[Records contained in a dataset]
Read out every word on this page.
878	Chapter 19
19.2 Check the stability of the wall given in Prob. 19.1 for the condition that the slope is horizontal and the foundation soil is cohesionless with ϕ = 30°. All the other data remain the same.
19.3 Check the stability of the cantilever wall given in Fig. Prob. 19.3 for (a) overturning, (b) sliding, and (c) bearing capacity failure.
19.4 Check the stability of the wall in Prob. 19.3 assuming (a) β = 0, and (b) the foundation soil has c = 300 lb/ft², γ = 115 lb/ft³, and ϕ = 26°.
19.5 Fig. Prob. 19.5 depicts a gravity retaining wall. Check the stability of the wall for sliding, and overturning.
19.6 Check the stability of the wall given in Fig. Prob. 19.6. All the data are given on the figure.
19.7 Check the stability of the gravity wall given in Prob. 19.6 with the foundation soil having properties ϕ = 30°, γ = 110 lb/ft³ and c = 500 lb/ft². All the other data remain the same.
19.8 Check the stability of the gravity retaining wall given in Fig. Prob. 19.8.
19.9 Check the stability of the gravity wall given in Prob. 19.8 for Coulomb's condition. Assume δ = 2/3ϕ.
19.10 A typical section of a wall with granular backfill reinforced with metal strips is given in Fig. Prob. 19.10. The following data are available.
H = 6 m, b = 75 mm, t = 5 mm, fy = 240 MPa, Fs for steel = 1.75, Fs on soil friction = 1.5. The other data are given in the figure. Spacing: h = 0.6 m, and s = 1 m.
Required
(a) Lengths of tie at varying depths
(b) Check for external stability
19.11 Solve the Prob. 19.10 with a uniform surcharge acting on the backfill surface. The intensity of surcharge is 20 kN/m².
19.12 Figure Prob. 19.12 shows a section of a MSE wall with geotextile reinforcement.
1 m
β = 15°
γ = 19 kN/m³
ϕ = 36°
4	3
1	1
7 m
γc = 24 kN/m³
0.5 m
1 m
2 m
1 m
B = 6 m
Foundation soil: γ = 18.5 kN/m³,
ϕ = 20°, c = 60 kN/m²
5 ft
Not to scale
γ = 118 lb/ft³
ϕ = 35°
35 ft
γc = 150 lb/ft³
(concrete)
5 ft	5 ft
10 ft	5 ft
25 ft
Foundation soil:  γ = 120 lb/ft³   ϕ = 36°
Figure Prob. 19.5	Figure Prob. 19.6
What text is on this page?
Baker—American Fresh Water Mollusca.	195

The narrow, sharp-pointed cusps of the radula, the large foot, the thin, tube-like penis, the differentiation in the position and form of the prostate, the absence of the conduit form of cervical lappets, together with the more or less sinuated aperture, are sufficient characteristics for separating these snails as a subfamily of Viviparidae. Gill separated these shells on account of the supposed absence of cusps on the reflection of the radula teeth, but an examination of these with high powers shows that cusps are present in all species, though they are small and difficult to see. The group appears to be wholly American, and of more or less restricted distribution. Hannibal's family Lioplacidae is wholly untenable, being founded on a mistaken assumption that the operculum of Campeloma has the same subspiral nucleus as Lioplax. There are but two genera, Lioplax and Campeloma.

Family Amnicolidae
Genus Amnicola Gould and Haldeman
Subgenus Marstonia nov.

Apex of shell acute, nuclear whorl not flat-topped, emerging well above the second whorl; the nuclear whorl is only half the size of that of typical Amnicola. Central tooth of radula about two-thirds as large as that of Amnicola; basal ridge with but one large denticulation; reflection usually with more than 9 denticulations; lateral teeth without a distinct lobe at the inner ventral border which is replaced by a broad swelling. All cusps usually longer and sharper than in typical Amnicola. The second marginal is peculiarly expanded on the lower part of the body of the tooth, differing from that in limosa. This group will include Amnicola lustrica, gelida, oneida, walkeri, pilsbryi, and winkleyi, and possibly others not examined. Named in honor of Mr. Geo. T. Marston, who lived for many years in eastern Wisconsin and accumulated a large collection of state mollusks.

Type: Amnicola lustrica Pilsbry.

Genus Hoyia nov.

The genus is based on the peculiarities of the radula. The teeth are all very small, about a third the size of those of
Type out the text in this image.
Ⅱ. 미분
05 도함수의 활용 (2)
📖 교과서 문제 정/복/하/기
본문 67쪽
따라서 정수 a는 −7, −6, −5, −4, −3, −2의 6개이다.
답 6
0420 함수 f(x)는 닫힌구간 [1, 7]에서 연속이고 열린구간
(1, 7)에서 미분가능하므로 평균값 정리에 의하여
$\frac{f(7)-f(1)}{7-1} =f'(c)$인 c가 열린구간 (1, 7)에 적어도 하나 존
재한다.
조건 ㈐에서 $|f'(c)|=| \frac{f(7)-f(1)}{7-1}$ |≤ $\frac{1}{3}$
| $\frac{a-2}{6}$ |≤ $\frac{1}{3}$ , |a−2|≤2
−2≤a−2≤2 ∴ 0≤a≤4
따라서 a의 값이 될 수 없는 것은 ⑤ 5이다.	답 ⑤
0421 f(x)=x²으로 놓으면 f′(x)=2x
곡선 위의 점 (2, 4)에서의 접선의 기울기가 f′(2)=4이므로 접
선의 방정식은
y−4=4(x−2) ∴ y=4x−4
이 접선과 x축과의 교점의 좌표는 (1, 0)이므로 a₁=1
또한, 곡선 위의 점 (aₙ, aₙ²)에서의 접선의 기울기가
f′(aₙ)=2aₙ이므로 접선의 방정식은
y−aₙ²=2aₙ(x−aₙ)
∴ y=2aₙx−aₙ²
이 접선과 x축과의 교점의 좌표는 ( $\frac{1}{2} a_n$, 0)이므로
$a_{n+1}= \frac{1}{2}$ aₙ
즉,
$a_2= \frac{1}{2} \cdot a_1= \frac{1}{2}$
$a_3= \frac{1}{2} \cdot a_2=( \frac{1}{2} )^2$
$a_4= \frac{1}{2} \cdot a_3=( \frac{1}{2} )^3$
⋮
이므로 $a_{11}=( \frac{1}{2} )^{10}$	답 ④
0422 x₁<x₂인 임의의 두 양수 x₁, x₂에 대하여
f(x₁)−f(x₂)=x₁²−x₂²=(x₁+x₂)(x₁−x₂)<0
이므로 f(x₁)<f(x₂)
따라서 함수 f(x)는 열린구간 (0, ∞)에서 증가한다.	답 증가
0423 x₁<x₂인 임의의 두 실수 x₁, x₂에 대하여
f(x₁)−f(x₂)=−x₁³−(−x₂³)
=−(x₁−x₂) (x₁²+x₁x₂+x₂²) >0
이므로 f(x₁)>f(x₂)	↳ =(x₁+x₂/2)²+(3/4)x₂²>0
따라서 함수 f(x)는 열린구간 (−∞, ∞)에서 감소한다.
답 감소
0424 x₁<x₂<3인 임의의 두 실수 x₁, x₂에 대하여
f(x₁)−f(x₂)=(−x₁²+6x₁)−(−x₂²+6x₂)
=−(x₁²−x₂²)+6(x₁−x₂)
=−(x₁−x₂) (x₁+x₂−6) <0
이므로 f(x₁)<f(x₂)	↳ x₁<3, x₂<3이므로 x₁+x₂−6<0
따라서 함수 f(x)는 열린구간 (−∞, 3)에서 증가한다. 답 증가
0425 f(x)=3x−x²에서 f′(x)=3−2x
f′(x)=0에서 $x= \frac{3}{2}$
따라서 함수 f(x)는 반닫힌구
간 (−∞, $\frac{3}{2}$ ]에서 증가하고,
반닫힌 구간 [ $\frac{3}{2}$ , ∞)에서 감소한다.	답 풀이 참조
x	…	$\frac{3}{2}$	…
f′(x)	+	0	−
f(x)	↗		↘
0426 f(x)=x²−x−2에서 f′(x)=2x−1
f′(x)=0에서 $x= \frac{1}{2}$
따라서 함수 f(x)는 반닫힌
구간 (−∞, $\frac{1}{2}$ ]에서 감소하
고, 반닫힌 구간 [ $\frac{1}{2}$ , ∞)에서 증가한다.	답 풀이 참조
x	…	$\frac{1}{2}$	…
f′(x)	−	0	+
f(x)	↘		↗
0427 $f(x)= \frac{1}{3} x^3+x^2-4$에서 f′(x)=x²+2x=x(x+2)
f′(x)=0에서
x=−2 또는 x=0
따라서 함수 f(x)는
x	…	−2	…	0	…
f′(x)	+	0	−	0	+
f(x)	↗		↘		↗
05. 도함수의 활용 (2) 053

> Requirement: Exactly and only the lines from the line containing "Type out the text in this image." through the last line of the entries should be copied, both ends included.

> Full answer:
Type out the text in this image.
Ⅱ. 미분
05 도함수의 활용 (2)
📖 교과서 문제 정/복/하/기
본문 67쪽
따라서 정수 a는 −7, −6, −5, −4, −3, −2의 6개이다.
답 6
0420 함수 f(x)는 닫힌구간 [1, 7]에서 연속이고 열린구간
(1, 7)에서 미분가능하므로 평균값 정리에 의하여
$\frac{f(7)-f(1)}{7-1} =f'(c)$인 c가 열린구간 (1, 7)에 적어도 하나 존
재한다.
조건 ㈐에서 $|f'(c)|=| \frac{f(7)-f(1)}{7-1}$ |≤ $\frac{1}{3}$
| $\frac{a-2}{6}$ |≤ $\frac{1}{3}$ , |a−2|≤2
−2≤a−2≤2 ∴ 0≤a≤4
따라서 a의 값이 될 수 없는 것은 ⑤ 5이다.	답 ⑤
0421 f(x)=x²으로 놓으면 f′(x)=2x
곡선 위의 점 (2, 4)에서의 접선의 기울기가 f′(2)=4이므로 접
선의 방정식은
y−4=4(x−2) ∴ y=4x−4
이 접선과 x축과의 교점의 좌표는 (1, 0)이므로 a₁=1
또한, 곡선 위의 점 (aₙ, aₙ²)에서의 접선의 기울기가
f′(aₙ)=2aₙ이므로 접선의 방정식은
y−aₙ²=2aₙ(x−aₙ)
∴ y=2aₙx−aₙ²
이 접선과 x축과의 교점의 좌표는 ( $\frac{1}{2} a_n$, 0)이므로
$a_{n+1}= \frac{1}{2}$ aₙ
즉,
$a_2= \frac{1}{2} \cdot a_1= \frac{1}{2}$
$a_3= \frac{1}{2} \cdot a_2=( \frac{1}{2} )^2$
$a_4= \frac{1}{2} \cdot a_3=( \frac{1}{2} )^3$
⋮
이므로 $a_{11}=( \frac{1}{2} )^{10}$	답 ④
0422 x₁<x₂인 임의의 두 양수 x₁, x₂에 대하여
f(x₁)−f(x₂)=x₁²−x₂²=(x₁+x₂)(x₁−x₂)<0
이므로 f(x₁)<f(x₂)
따라서 함수 f(x)는 열린구간 (0, ∞)에서 증가한다.	답 증가
0423 x₁<x₂인 임의의 두 실수 x₁, x₂에 대하여
f(x₁)−f(x₂)=−x₁³−(−x₂³)
=−(x₁−x₂) (x₁²+x₁x₂+x₂²) >0
이므로 f(x₁)>f(x₂)	↳ =(x₁+x₂/2)²+(3/4)x₂²>0
따라서 함수 f(x)는 열린구간 (−∞, ∞)에서 감소한다.
답 감소
0424 x₁<x₂<3인 임의의 두 실수 x₁, x₂에 대하여
f(x₁)−f(x₂)=(−x₁²+6x₁)−(−x₂²+6x₂)
=−(x₁²−x₂²)+6(x₁−x₂)
=−(x₁−x₂) (x₁+x₂−6) <0
이므로 f(x₁)<f(x₂)	↳ x₁<3, x₂<3이므로 x₁+x₂−6<0
따라서 함수 f(x)는 열린구간 (−∞, 3)에서 증가한다. 답 증가
0425 f(x)=3x−x²에서 f′(x)=3−2x
f′(x)=0에서 $x= \frac{3}{2}$
따라서 함수 f(x)는 반닫힌구
간 (−∞, $\frac{3}{2}$ ]에서 증가하고,
반닫힌 구간 [ $\frac{3}{2}$ , ∞)에서 감소한다.	답 풀이 참조
x	…	$\frac{3}{2}$	…
f′(x)	+	0	−
f(x)	↗		↘
0426 f(x)=x²−x−2에서 f′(x)=2x−1
f′(x)=0에서 $x= \frac{1}{2}$
따라서 함수 f(x)는 반닫힌
구간 (−∞, $\frac{1}{2}$ ]에서 감소하
고, 반닫힌 구간 [ $\frac{1}{2}$ , ∞)에서 증가한다.	답 풀이 참조
x	…	$\frac{1}{2}$	…
f′(x)	−	0	+
f(x)	↘		↗
0427 $f(x)= \frac{1}{3} x^3+x^2-4$에서 f′(x)=x²+2x=x(x+2)
f′(x)=0에서
x=−2 또는 x=0
따라서 함수 f(x)는
x	…	−2	…	0	…
f′(x)	+	0	−	0	+
f(x)	↗		↘		↗
05. 도함수의 활용 (2) 053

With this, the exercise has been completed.